Document text section start

I have just found some of that exact wood myself and I too have no idea what it is.


----------



## KnotCurser (Dec 31, 2009)

KnotCurser said:


> *Need an ID on Yellowish wood that smells like cows please!*
> 
> I need some help!
> 
> ...


Michael,

I've discovered that this is Mulberry.

-bob


----------



## zamdriver (Jul 24, 2008)

KnotCurser said:


> *Need an ID on Yellowish wood that smells like cows please!*
> 
> I need some help!
> 
> ...


Thanks Robert!


----------



## jmann80 (Apr 26, 2021)

KnotCurser said:


> *Need an ID on Yellowish wood that smells like cows please!*
> 
> I need some help!
> 
> ...


Osage Orange contains a water-soluble yellow dye, so putting shavings into water will turn the water yellow.


----------



## KnotCurser (Dec 31, 2009)

*And we have a Winner!*

And a very positive I.D. as well!

Daren Nelson, from Central Illinois…................................. Come on Down! You are the winner of the "Name That Wood Species" Contest.

And the crowd goes wild!

Daren was the VERY first person in with a guess:

"The smell throws me off…Looking at it I would say almost 100% positive mulberry…but is has a sweet smell (to me anyway)"

Document text section end
The data section start

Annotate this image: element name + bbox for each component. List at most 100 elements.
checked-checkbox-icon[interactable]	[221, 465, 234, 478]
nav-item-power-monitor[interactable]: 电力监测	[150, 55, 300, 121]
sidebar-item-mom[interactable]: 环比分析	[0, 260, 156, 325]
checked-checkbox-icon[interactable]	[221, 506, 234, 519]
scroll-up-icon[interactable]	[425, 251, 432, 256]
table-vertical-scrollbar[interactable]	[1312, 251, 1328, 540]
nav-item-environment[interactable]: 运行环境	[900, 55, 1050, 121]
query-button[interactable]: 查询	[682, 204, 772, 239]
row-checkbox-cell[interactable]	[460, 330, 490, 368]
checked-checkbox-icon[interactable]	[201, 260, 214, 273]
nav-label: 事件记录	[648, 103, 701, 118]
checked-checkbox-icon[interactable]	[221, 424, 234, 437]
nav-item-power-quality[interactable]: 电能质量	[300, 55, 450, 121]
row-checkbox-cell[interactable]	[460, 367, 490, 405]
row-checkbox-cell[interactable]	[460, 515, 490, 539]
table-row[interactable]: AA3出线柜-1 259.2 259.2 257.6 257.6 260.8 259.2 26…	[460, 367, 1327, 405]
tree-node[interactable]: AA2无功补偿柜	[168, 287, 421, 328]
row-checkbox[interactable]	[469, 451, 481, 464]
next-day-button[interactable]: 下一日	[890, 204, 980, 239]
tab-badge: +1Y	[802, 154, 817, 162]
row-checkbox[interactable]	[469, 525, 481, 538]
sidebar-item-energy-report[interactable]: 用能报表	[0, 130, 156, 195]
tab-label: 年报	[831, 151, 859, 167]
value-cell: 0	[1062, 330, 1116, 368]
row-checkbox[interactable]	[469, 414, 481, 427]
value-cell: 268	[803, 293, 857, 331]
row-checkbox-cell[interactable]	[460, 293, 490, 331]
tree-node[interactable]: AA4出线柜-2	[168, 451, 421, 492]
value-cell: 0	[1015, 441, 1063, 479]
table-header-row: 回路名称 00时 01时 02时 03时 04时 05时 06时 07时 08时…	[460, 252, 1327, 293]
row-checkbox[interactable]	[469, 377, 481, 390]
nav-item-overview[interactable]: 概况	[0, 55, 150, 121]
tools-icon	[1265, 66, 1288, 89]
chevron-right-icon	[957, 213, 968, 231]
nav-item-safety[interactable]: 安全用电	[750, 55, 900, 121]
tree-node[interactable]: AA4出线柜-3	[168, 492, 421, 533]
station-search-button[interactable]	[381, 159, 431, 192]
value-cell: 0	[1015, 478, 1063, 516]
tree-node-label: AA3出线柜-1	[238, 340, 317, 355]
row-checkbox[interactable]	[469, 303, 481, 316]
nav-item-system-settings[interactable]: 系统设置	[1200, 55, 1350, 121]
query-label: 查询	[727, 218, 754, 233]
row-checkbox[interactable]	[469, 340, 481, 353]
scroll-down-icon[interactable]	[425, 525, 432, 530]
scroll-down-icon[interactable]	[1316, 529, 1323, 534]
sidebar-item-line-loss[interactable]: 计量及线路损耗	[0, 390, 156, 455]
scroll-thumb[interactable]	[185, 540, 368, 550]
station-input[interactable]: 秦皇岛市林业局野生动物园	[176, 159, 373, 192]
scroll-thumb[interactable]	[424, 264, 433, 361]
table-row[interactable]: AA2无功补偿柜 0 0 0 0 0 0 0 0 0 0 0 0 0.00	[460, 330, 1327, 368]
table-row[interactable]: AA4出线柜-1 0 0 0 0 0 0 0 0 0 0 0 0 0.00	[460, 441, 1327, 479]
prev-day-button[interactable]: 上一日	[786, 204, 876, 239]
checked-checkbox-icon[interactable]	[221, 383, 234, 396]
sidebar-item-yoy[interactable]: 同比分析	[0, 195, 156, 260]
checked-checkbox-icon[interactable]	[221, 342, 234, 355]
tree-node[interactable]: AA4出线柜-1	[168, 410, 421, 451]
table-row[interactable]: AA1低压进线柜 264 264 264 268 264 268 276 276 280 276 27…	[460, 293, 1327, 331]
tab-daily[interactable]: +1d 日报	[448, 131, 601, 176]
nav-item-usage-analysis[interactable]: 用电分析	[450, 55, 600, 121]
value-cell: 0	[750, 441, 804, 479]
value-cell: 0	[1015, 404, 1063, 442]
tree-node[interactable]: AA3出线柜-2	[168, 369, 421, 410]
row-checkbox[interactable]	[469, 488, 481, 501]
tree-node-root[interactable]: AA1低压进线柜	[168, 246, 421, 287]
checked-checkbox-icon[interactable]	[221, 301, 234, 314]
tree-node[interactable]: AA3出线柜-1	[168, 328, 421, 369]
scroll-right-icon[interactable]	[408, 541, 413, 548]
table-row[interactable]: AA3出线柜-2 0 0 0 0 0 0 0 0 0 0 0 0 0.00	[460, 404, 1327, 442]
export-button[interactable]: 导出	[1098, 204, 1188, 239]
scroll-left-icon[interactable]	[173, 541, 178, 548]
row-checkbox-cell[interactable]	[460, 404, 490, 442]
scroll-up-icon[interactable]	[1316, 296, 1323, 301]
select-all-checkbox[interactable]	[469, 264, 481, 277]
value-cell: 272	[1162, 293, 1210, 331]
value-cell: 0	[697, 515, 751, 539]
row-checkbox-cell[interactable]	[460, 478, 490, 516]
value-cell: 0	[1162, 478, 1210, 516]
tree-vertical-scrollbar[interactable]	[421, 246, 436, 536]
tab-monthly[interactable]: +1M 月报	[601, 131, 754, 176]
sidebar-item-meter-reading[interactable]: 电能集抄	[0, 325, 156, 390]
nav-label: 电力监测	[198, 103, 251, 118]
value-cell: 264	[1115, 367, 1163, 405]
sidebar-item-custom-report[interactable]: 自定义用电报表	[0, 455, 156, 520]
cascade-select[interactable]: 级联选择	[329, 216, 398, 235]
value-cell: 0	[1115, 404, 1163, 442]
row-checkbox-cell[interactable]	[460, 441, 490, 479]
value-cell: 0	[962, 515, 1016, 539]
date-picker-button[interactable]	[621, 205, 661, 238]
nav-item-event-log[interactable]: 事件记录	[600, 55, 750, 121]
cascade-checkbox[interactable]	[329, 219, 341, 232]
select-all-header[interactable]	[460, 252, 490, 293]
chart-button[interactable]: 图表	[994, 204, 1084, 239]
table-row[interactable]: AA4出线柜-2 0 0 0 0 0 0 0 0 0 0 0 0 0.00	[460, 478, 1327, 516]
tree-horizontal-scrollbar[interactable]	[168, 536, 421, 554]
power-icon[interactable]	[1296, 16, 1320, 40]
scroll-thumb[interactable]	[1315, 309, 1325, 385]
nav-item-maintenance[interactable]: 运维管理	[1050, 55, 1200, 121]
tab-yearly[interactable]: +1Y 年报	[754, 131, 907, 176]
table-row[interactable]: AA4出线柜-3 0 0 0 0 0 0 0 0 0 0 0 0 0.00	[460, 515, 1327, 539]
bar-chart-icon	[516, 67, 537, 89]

The data section end

* **Directions for this task**: In the wood identification thread, what happens when Osage Orange shavings are put into water?

* **Exercise answer**: The water turns yellow, because Osage Orange contains a water-soluble yellow dye.